Saved entries =
** Start **
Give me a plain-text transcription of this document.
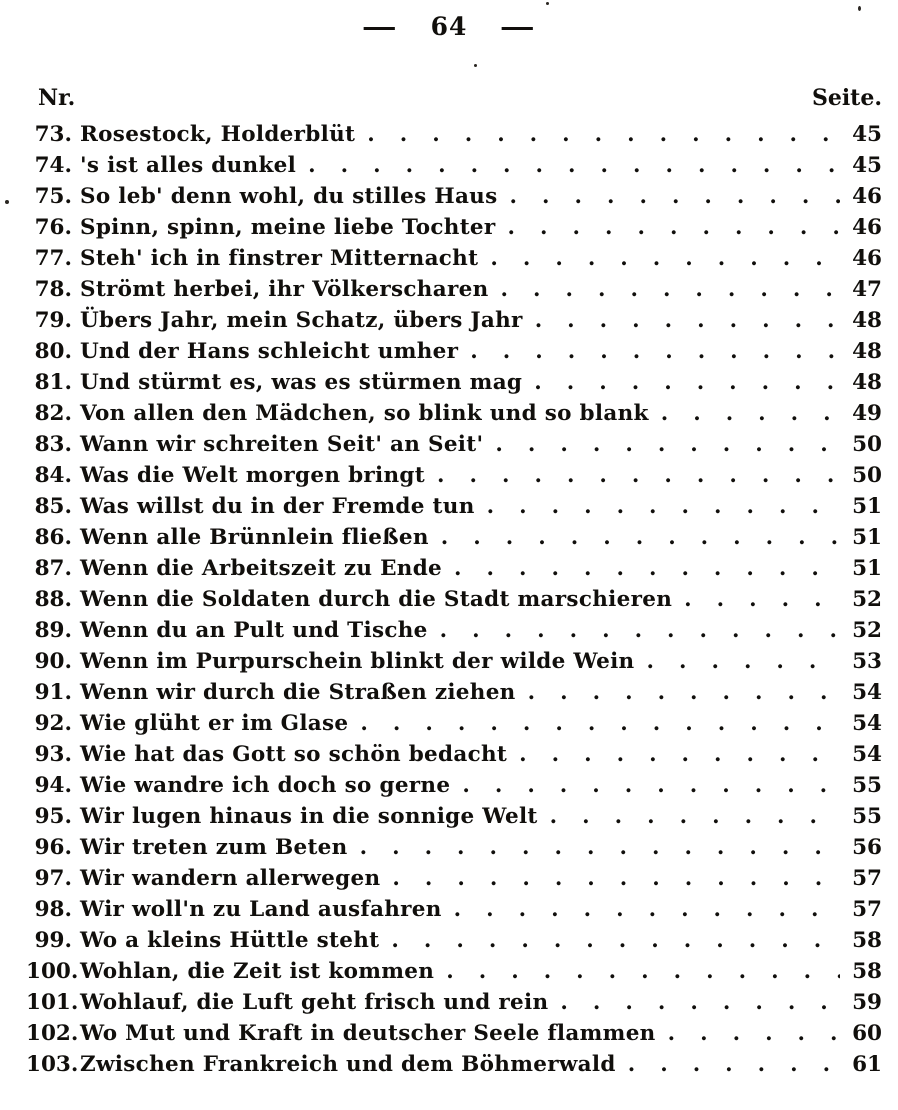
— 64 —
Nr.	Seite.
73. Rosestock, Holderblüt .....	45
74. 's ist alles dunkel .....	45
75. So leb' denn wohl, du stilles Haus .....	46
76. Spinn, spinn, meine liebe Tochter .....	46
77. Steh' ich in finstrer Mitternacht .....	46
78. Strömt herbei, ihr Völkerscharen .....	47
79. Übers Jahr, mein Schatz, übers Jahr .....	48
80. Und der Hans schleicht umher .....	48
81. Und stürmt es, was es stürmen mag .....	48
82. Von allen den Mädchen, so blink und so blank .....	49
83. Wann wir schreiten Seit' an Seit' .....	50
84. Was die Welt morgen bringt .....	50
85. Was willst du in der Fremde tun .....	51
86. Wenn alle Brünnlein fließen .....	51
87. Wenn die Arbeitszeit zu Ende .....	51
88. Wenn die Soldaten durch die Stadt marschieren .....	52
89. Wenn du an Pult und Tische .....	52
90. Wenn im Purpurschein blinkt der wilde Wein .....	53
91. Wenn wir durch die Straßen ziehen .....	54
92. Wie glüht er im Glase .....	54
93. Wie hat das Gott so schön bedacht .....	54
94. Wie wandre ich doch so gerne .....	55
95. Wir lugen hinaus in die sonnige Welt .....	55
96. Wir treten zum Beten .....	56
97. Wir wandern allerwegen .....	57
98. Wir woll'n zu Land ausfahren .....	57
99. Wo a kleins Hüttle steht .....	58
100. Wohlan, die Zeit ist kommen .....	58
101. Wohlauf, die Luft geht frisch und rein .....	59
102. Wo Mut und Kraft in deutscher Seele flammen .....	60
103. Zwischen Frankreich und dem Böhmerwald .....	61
** End **
** Start **
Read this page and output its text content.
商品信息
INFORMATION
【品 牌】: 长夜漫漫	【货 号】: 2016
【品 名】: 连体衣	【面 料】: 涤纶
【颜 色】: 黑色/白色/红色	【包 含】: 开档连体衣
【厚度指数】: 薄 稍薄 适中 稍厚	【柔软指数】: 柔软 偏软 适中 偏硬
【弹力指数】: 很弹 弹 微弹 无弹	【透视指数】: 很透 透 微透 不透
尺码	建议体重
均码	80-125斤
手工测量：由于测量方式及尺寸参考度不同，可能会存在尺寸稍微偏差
** End **
** Start **
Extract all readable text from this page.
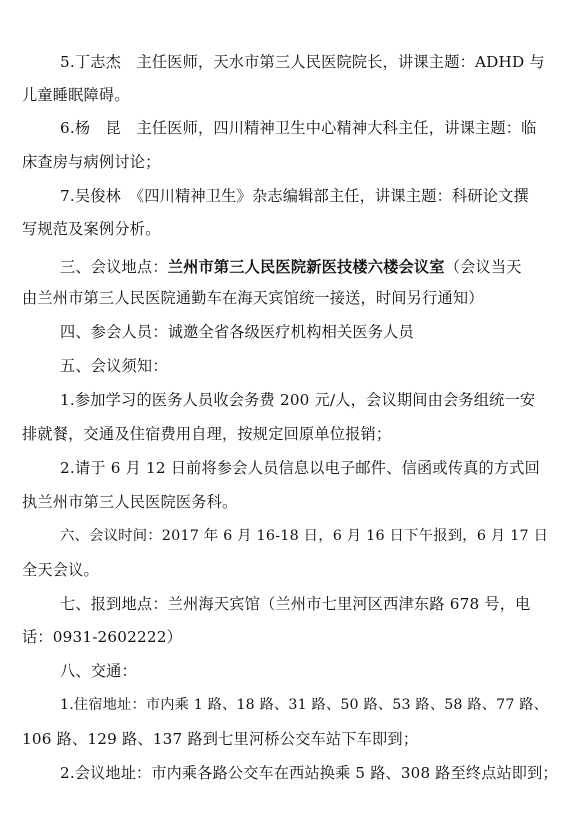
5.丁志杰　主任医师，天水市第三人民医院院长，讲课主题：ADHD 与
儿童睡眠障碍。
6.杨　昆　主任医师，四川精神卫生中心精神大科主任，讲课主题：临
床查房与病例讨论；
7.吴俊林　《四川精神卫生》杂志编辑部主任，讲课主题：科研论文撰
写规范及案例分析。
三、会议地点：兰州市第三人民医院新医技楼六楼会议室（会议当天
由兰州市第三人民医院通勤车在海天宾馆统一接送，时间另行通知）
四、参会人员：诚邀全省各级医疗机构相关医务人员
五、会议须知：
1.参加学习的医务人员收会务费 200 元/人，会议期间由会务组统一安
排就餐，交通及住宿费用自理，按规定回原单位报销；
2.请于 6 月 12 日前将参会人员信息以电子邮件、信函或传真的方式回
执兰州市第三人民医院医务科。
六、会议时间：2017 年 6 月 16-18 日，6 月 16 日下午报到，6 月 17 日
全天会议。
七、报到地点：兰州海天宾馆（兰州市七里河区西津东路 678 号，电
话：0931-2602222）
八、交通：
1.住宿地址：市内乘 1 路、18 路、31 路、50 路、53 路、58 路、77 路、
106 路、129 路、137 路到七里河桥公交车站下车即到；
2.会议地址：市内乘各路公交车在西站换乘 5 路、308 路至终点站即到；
** End **
Goal of the exercise =
Determine how many lines contain the word "page" and reply with that number alone.

Full response =
2